WHAT IS BEING ASKED | Repeat every line of the material, character for character.

(Dataset rows about figures)
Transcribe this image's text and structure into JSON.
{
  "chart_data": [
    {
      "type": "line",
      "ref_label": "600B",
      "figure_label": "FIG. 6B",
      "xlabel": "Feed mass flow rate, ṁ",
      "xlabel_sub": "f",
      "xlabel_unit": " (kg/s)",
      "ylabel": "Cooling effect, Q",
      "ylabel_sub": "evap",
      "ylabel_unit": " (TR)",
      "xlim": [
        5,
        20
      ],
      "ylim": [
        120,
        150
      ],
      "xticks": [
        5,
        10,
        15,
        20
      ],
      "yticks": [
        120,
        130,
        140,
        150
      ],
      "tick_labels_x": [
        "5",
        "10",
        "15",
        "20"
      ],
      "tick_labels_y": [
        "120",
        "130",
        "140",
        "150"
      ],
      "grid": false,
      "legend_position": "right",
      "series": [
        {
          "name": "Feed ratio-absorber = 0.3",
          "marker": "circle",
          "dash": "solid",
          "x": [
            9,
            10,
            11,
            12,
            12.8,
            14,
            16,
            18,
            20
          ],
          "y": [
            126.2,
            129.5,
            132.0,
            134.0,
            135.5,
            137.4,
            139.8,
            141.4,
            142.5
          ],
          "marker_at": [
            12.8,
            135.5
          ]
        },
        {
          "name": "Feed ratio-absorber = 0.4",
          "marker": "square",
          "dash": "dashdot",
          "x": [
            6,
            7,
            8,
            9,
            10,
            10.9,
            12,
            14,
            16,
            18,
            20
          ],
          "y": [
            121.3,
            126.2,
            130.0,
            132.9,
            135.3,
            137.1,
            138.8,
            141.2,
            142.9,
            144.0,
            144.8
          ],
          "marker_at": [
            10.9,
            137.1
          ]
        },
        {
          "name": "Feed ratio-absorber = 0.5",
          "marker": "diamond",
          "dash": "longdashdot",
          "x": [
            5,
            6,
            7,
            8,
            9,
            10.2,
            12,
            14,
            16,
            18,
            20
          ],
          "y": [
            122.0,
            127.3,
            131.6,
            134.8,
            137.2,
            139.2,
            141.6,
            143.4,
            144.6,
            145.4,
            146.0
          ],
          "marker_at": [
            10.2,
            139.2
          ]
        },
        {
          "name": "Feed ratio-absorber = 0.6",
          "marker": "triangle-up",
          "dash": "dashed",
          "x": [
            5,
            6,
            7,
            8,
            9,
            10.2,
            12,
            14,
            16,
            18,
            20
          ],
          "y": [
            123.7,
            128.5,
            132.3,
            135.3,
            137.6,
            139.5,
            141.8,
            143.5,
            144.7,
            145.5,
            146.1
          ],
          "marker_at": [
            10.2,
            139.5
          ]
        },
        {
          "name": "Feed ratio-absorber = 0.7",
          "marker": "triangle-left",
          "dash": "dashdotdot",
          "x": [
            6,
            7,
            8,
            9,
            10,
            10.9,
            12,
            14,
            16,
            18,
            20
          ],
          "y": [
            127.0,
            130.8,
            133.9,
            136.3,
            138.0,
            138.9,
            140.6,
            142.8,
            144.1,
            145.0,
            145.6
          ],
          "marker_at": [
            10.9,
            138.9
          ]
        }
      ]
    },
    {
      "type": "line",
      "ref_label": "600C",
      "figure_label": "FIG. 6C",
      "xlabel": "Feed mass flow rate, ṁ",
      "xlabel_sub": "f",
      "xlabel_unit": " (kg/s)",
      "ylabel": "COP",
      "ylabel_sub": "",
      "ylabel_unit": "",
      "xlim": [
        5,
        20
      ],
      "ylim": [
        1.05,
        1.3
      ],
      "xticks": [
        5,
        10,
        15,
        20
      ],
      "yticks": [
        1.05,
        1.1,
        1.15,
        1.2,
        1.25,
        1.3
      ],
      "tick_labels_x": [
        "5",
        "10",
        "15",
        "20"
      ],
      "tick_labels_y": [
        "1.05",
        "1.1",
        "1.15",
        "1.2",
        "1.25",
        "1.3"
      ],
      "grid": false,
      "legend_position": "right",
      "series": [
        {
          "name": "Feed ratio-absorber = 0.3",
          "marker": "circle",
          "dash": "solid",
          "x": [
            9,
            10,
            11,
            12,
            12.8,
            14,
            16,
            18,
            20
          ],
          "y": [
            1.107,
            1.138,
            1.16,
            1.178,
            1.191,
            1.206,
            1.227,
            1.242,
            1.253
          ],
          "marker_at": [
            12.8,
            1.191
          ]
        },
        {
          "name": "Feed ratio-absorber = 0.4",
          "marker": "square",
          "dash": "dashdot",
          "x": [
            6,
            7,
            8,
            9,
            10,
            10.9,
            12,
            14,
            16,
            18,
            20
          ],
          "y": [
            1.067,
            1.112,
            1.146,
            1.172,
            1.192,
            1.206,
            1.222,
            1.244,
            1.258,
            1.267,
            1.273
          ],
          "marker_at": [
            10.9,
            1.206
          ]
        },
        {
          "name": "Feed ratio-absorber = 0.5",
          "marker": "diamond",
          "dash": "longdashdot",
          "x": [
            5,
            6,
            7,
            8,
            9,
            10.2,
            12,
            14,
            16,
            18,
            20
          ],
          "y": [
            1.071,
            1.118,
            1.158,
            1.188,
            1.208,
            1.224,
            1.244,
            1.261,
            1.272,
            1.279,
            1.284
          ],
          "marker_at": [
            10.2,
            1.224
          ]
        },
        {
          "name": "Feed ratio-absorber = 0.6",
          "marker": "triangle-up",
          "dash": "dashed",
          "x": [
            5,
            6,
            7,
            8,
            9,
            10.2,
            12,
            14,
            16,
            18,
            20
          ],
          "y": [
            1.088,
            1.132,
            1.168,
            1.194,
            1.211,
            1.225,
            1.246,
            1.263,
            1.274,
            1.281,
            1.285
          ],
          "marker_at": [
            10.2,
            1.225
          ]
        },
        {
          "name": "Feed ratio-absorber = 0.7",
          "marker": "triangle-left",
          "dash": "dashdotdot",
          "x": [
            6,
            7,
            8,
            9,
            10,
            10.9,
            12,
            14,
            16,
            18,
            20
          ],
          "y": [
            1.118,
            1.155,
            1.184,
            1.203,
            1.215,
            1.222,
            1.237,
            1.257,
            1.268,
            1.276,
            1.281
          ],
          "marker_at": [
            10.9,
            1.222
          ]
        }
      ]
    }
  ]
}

SOLUTION TO THIS TASK |
Transcribe this image's text and structure into JSON.
{
  "chart_data": [
    {
      "type": "line",
      "ref_label": "600B",
      "figure_label": "FIG. 6B",
      "xlabel": "Feed mass flow rate, ṁ",
      "xlabel_sub": "f",
      "xlabel_unit": " (kg/s)",
      "ylabel": "Cooling effect, Q",
      "ylabel_sub": "evap",
      "ylabel_unit": " (TR)",
      "xlim": [
        5,
        20
      ],
      "ylim": [
        120,
        150
      ],
      "xticks": [
        5,
        10,
        15,
        20
      ],
      "yticks": [
        120,
        130,
        140,
        150
      ],
      "tick_labels_x": [
        "5",
        "10",
        "15",
        "20"
      ],
      "tick_labels_y": [
        "120",
        "130",
        "140",
        "150"
      ],
      "grid": false,
      "legend_position": "right",
      "series": [
        {
          "name": "Feed ratio-absorber = 0.3",
          "marker": "circle",
          "dash": "solid",
          "x": [
            9,
            10,
            11,
            12,
            12.8,
            14,
            16,
            18,
            20
          ],
          "y": [
            126.2,
            129.5,
            132.0,
            134.0,
            135.5,
            137.4,
            139.8,
            141.4,
            142.5
          ],
          "marker_at": [
            12.8,
            135.5
          ]
        },
        {
          "name": "Feed ratio-absorber = 0.4",
          "marker": "square",
          "dash": "dashdot",
          "x": [
            6,
            7,
            8,
            9,
            10,
            10.9,
            12,
            14,
            16,
            18,
            20
          ],
          "y": [
            121.3,
            126.2,
            130.0,
            132.9,
            135.3,
            137.1,
            138.8,
            141.2,
            142.9,
            144.0,
            144.8
          ],
          "marker_at": [
            10.9,
            137.1
          ]
        },
        {
          "name": "Feed ratio-absorber = 0.5",
          "marker": "diamond",
          "dash": "longdashdot",
          "x": [
            5,
            6,
            7,
            8,
            9,
            10.2,
            12,
            14,
            16,
            18,
            20
          ],
          "y": [
            122.0,
            127.3,
            131.6,
            134.8,
            137.2,
            139.2,
            141.6,
            143.4,
            144.6,
            145.4,
            146.0
          ],
          "marker_at": [
            10.2,
            139.2
          ]
        },
        {
          "name": "Feed ratio-absorber = 0.6",
          "marker": "triangle-up",
          "dash": "dashed",
          "x": [
            5,
            6,
            7,
            8,
            9,
            10.2,
            12,
            14,
            16,
            18,
            20
          ],
          "y": [
            123.7,
            128.5,
            132.3,
            135.3,
            137.6,
            139.5,
            141.8,
            143.5,
            144.7,
            145.5,
            146.1
          ],
          "marker_at": [
            10.2,
            139.5
          ]
        },
        {
          "name": "Feed ratio-absorber = 0.7",
          "marker": "triangle-left",
          "dash": "dashdotdot",
          "x": [
            6,
            7,
            8,
            9,
            10,
            10.9,
            12,
            14,
            16,
            18,
            20
          ],
          "y": [
            127.0,
            130.8,
            133.9,
            136.3,
            138.0,
            138.9,
            140.6,
            142.8,
            144.1,
            145.0,
            145.6
          ],
          "marker_at": [
            10.9,
            138.9
          ]
        }
      ]
    },
    {
      "type": "line",
      "ref_label": "600C",
      "figure_label": "FIG. 6C",
      "xlabel": "Feed mass flow rate, ṁ",
      "xlabel_sub": "f",
      "xlabel_unit": " (kg/s)",
      "ylabel": "COP",
      "ylabel_sub": "",
      "ylabel_unit": "",
      "xlim": [
        5,
        20
      ],
      "ylim": [
        1.05,
        1.3
      ],
      "xticks": [
        5,
        10,
        15,
        20
      ],
      "yticks": [
        1.05,
        1.1,
        1.15,
        1.2,
        1.25,
        1.3
      ],
      "tick_labels_x": [
        "5",
        "10",
        "15",
        "20"
      ],
      "tick_labels_y": [
        "1.05",
        "1.1",
        "1.15",
        "1.2",
        "1.25",
        "1.3"
      ],
      "grid": false,
      "legend_position": "right",
      "series": [
        {
          "name": "Feed ratio-absorber = 0.3",
          "marker": "circle",
          "dash": "solid",
          "x": [
            9,
            10,
            11,
            12,
            12.8,
            14,
            16,
            18,
            20
          ],
          "y": [
            1.107,
            1.138,
            1.16,
            1.178,
            1.191,
            1.206,
            1.227,
            1.242,
            1.253
          ],
          "marker_at": [
            12.8,
            1.191
          ]
        },
        {
          "name": "Feed ratio-absorber = 0.4",
          "marker": "square",
          "dash": "dashdot",
          "x": [
            6,
            7,
            8,
            9,
            10,
            10.9,
            12,
            14,
            16,
            18,
            20
          ],
          "y": [
            1.067,
            1.112,
            1.146,
            1.172,
            1.192,
            1.206,
            1.222,
            1.244,
            1.258,
            1.267,
            1.273
          ],
          "marker_at": [
            10.9,
            1.206
          ]
        },
        {
          "name": "Feed ratio-absorber = 0.5",
          "marker": "diamond",
          "dash": "longdashdot",
          "x": [
            5,
            6,
            7,
            8,
            9,
            10.2,
            12,
            14,
            16,
            18,
            20
          ],
          "y": [
            1.071,
            1.118,
            1.158,
            1.188,
            1.208,
            1.224,
            1.244,
            1.261,
            1.272,
            1.279,
            1.284
          ],
          "marker_at": [
            10.2,
            1.224
          ]
        },
        {
          "name": "Feed ratio-absorber = 0.6",
          "marker": "triangle-up",
          "dash": "dashed",
          "x": [
            5,
            6,
            7,
            8,
            9,
            10.2,
            12,
            14,
            16,
            18,
            20
          ],
          "y": [
            1.088,
            1.132,
            1.168,
            1.194,
            1.211,
            1.225,
            1.246,
            1.263,
            1.274,
            1.281,
            1.285
          ],
          "marker_at": [
            10.2,
            1.225
          ]
        },
        {
          "name": "Feed ratio-absorber = 0.7",
          "marker": "triangle-left",
          "dash": "dashdotdot",
          "x": [
            6,
            7,
            8,
            9,
            10,
            10.9,
            12,
            14,
            16,
            18,
            20
          ],
          "y": [
            1.118,
            1.155,
            1.184,
            1.203,
            1.215,
            1.222,
            1.237,
            1.257,
            1.268,
            1.276,
            1.281
          ],
          "marker_at": [
            10.9,
            1.222
          ]
        }
      ]
    }
  ]
}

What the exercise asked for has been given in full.